Task to complete
Repeat every line below exactly, word for word.

-- Start Material shown --

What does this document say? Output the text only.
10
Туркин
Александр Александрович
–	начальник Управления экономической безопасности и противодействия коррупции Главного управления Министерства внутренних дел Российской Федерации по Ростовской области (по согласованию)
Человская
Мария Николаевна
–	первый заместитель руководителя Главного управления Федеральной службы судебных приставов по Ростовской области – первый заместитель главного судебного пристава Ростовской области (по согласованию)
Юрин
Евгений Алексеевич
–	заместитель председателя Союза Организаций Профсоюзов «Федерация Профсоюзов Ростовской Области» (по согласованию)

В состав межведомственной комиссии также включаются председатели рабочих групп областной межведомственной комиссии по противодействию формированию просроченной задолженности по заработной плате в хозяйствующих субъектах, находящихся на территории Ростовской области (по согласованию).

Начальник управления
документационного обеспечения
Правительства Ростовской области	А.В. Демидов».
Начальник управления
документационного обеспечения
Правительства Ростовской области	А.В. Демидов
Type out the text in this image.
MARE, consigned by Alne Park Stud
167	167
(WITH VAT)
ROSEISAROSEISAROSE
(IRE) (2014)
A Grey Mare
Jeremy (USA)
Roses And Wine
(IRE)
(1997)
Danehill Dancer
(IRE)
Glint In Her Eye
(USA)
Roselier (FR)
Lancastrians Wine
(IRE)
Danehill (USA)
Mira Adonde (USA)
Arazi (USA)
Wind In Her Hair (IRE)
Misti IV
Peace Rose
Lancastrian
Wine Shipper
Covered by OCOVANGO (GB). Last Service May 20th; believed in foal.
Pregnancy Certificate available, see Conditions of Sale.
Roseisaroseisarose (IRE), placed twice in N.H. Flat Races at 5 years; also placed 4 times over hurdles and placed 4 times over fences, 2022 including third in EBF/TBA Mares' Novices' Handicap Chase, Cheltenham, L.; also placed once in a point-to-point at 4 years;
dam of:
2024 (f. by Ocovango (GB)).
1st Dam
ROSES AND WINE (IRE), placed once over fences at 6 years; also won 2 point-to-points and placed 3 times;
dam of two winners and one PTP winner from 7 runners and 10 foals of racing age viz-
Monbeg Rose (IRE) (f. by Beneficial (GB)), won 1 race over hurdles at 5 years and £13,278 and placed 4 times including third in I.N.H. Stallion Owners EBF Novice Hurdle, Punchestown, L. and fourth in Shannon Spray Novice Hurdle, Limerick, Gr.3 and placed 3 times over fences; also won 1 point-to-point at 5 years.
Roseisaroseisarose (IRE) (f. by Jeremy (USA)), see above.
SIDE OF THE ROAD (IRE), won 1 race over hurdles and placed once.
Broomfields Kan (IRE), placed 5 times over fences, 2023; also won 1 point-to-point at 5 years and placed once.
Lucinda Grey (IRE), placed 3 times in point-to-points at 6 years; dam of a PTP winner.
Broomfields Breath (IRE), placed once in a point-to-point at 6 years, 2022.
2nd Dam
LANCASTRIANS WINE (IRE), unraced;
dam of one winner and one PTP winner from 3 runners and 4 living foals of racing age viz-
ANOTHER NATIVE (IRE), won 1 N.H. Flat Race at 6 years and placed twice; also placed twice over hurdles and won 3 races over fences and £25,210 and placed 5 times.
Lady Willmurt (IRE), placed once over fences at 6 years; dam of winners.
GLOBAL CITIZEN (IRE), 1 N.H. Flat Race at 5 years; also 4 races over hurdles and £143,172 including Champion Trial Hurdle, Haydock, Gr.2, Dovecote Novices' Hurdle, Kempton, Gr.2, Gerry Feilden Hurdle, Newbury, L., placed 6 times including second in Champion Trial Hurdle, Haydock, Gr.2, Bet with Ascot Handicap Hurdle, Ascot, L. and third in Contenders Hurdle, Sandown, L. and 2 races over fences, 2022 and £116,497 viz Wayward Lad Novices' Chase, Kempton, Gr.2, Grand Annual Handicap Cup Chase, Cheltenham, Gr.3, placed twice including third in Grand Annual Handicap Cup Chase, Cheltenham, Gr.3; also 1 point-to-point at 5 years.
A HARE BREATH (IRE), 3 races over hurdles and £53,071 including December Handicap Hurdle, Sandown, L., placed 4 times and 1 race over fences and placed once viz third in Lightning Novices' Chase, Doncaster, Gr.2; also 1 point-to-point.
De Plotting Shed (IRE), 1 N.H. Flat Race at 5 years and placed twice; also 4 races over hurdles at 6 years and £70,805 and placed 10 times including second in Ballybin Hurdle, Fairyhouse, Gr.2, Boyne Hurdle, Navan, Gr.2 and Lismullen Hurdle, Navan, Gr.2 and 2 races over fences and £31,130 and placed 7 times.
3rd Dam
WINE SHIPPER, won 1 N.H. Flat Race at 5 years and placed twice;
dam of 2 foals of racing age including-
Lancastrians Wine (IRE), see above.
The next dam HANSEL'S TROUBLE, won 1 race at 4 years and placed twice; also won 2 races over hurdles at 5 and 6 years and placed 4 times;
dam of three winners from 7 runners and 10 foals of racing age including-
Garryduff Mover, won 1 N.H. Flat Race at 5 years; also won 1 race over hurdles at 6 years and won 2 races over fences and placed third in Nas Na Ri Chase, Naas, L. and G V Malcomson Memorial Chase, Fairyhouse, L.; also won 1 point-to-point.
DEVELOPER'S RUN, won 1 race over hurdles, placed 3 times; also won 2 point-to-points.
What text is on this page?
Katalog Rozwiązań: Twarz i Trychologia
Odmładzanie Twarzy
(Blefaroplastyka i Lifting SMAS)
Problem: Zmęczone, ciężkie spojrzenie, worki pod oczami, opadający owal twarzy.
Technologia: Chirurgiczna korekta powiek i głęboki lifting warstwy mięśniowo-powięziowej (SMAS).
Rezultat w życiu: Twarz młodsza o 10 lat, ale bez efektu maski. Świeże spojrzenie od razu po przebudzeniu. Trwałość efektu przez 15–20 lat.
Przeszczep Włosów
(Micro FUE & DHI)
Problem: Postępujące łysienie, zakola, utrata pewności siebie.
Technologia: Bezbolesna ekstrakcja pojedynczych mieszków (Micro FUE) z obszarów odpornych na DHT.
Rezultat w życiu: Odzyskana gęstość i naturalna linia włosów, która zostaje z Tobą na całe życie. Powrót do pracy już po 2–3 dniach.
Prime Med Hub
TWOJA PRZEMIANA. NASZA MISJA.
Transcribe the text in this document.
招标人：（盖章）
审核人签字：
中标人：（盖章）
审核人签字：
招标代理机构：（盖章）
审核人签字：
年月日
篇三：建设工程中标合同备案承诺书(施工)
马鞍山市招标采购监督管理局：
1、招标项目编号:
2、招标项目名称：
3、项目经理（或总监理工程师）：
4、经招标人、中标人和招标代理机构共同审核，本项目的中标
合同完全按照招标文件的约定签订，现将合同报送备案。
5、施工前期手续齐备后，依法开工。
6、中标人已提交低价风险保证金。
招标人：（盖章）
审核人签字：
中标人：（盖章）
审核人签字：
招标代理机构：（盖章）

-- End Material shown --

Solution to this exercise
What does this document say? Output the text only.
10
Туркин
Александр Александрович
–	начальник Управления экономической безопасности и противодействия коррупции Главного управления Министерства внутренних дел Российской Федерации по Ростовской области (по согласованию)
Человская
Мария Николаевна
–	первый заместитель руководителя Главного управления Федеральной службы судебных приставов по Ростовской области – первый заместитель главного судебного пристава Ростовской области (по согласованию)
Юрин
Евгений Алексеевич
–	заместитель председателя Союза Организаций Профсоюзов «Федерация Профсоюзов Ростовской Области» (по согласованию)

В состав межведомственной комиссии также включаются председатели рабочих групп областной межведомственной комиссии по противодействию формированию просроченной задолженности по заработной плате в хозяйствующих субъектах, находящихся на территории Ростовской области (по согласованию).

Начальник управления
документационного обеспечения
Правительства Ростовской области	А.В. Демидов».
Начальник управления
документационного обеспечения
Правительства Ростовской области	А.В. Демидов
Type out the text in this image.
MARE, consigned by Alne Park Stud
167	167
(WITH VAT)
ROSEISAROSEISAROSE
(IRE) (2014)
A Grey Mare
Jeremy (USA)
Roses And Wine
(IRE)
(1997)
Danehill Dancer
(IRE)
Glint In Her Eye
(USA)
Roselier (FR)
Lancastrians Wine
(IRE)
Danehill (USA)
Mira Adonde (USA)
Arazi (USA)
Wind In Her Hair (IRE)
Misti IV
Peace Rose
Lancastrian
Wine Shipper
Covered by OCOVANGO (GB). Last Service May 20th; believed in foal.
Pregnancy Certificate available, see Conditions of Sale.
Roseisaroseisarose (IRE), placed twice in N.H. Flat Races at 5 years; also placed 4 times over hurdles and placed 4 times over fences, 2022 including third in EBF/TBA Mares' Novices' Handicap Chase, Cheltenham, L.; also placed once in a point-to-point at 4 years;
dam of:
2024 (f. by Ocovango (GB)).
1st Dam
ROSES AND WINE (IRE), placed once over fences at 6 years; also won 2 point-to-points and placed 3 times;
dam of two winners and one PTP winner from 7 runners and 10 foals of racing age viz-
Monbeg Rose (IRE) (f. by Beneficial (GB)), won 1 race over hurdles at 5 years and £13,278 and placed 4 times including third in I.N.H. Stallion Owners EBF Novice Hurdle, Punchestown, L. and fourth in Shannon Spray Novice Hurdle, Limerick, Gr.3 and placed 3 times over fences; also won 1 point-to-point at 5 years.
Roseisaroseisarose (IRE) (f. by Jeremy (USA)), see above.
SIDE OF THE ROAD (IRE), won 1 race over hurdles and placed once.
Broomfields Kan (IRE), placed 5 times over fences, 2023; also won 1 point-to-point at 5 years and placed once.
Lucinda Grey (IRE), placed 3 times in point-to-points at 6 years; dam of a PTP winner.
Broomfields Breath (IRE), placed once in a point-to-point at 6 years, 2022.
2nd Dam
LANCASTRIANS WINE (IRE), unraced;
dam of one winner and one PTP winner from 3 runners and 4 living foals of racing age viz-
ANOTHER NATIVE (IRE), won 1 N.H. Flat Race at 6 years and placed twice; also placed twice over hurdles and won 3 races over fences and £25,210 and placed 5 times.
Lady Willmurt (IRE), placed once over fences at 6 years; dam of winners.
GLOBAL CITIZEN (IRE), 1 N.H. Flat Race at 5 years; also 4 races over hurdles and £143,172 including Champion Trial Hurdle, Haydock, Gr.2, Dovecote Novices' Hurdle, Kempton, Gr.2, Gerry Feilden Hurdle, Newbury, L., placed 6 times including second in Champion Trial Hurdle, Haydock, Gr.2, Bet with Ascot Handicap Hurdle, Ascot, L. and third in Contenders Hurdle, Sandown, L. and 2 races over fences, 2022 and £116,497 viz Wayward Lad Novices' Chase, Kempton, Gr.2, Grand Annual Handicap Cup Chase, Cheltenham, Gr.3, placed twice including third in Grand Annual Handicap Cup Chase, Cheltenham, Gr.3; also 1 point-to-point at 5 years.
A HARE BREATH (IRE), 3 races over hurdles and £53,071 including December Handicap Hurdle, Sandown, L., placed 4 times and 1 race over fences and placed once viz third in Lightning Novices' Chase, Doncaster, Gr.2; also 1 point-to-point.
De Plotting Shed (IRE), 1 N.H. Flat Race at 5 years and placed twice; also 4 races over hurdles at 6 years and £70,805 and placed 10 times including second in Ballybin Hurdle, Fairyhouse, Gr.2, Boyne Hurdle, Navan, Gr.2 and Lismullen Hurdle, Navan, Gr.2 and 2 races over fences and £31,130 and placed 7 times.
3rd Dam
WINE SHIPPER, won 1 N.H. Flat Race at 5 years and placed twice;
dam of 2 foals of racing age including-
Lancastrians Wine (IRE), see above.
The next dam HANSEL'S TROUBLE, won 1 race at 4 years and placed twice; also won 2 races over hurdles at 5 and 6 years and placed 4 times;
dam of three winners from 7 runners and 10 foals of racing age including-
Garryduff Mover, won 1 N.H. Flat Race at 5 years; also won 1 race over hurdles at 6 years and won 2 races over fences and placed third in Nas Na Ri Chase, Naas, L. and G V Malcomson Memorial Chase, Fairyhouse, L.; also won 1 point-to-point.
DEVELOPER'S RUN, won 1 race over hurdles, placed 3 times; also won 2 point-to-points.
What text is on this page?
Katalog Rozwiązań: Twarz i Trychologia
Odmładzanie Twarzy
(Blefaroplastyka i Lifting SMAS)
Problem: Zmęczone, ciężkie spojrzenie, worki pod oczami, opadający owal twarzy.
Technologia: Chirurgiczna korekta powiek i głęboki lifting warstwy mięśniowo-powięziowej (SMAS).
Rezultat w życiu: Twarz młodsza o 10 lat, ale bez efektu maski. Świeże spojrzenie od razu po przebudzeniu. Trwałość efektu przez 15–20 lat.
Przeszczep Włosów
(Micro FUE & DHI)
Problem: Postępujące łysienie, zakola, utrata pewności siebie.
Technologia: Bezbolesna ekstrakcja pojedynczych mieszków (Micro FUE) z obszarów odpornych na DHT.
Rezultat w życiu: Odzyskana gęstość i naturalna linia włosów, która zostaje z Tobą na całe życie. Powrót do pracy już po 2–3 dniach.
Prime Med Hub
TWOJA PRZEMIANA. NASZA MISJA.
Transcribe the text in this document.
招标人：（盖章）
审核人签字：
中标人：（盖章）
审核人签字：
招标代理机构：（盖章）
审核人签字：
年月日
篇三：建设工程中标合同备案承诺书(施工)
马鞍山市招标采购监督管理局：
1、招标项目编号:
2、招标项目名称：
3、项目经理（或总监理工程师）：
4、经招标人、中标人和招标代理机构共同审核，本项目的中标
合同完全按照招标文件的约定签订，现将合同报送备案。
5、施工前期手续齐备后，依法开工。
6、中标人已提交低价风险保证金。
招标人：（盖章）
审核人签字：
中标人：（盖章）
审核人签字：
招标代理机构：（盖章）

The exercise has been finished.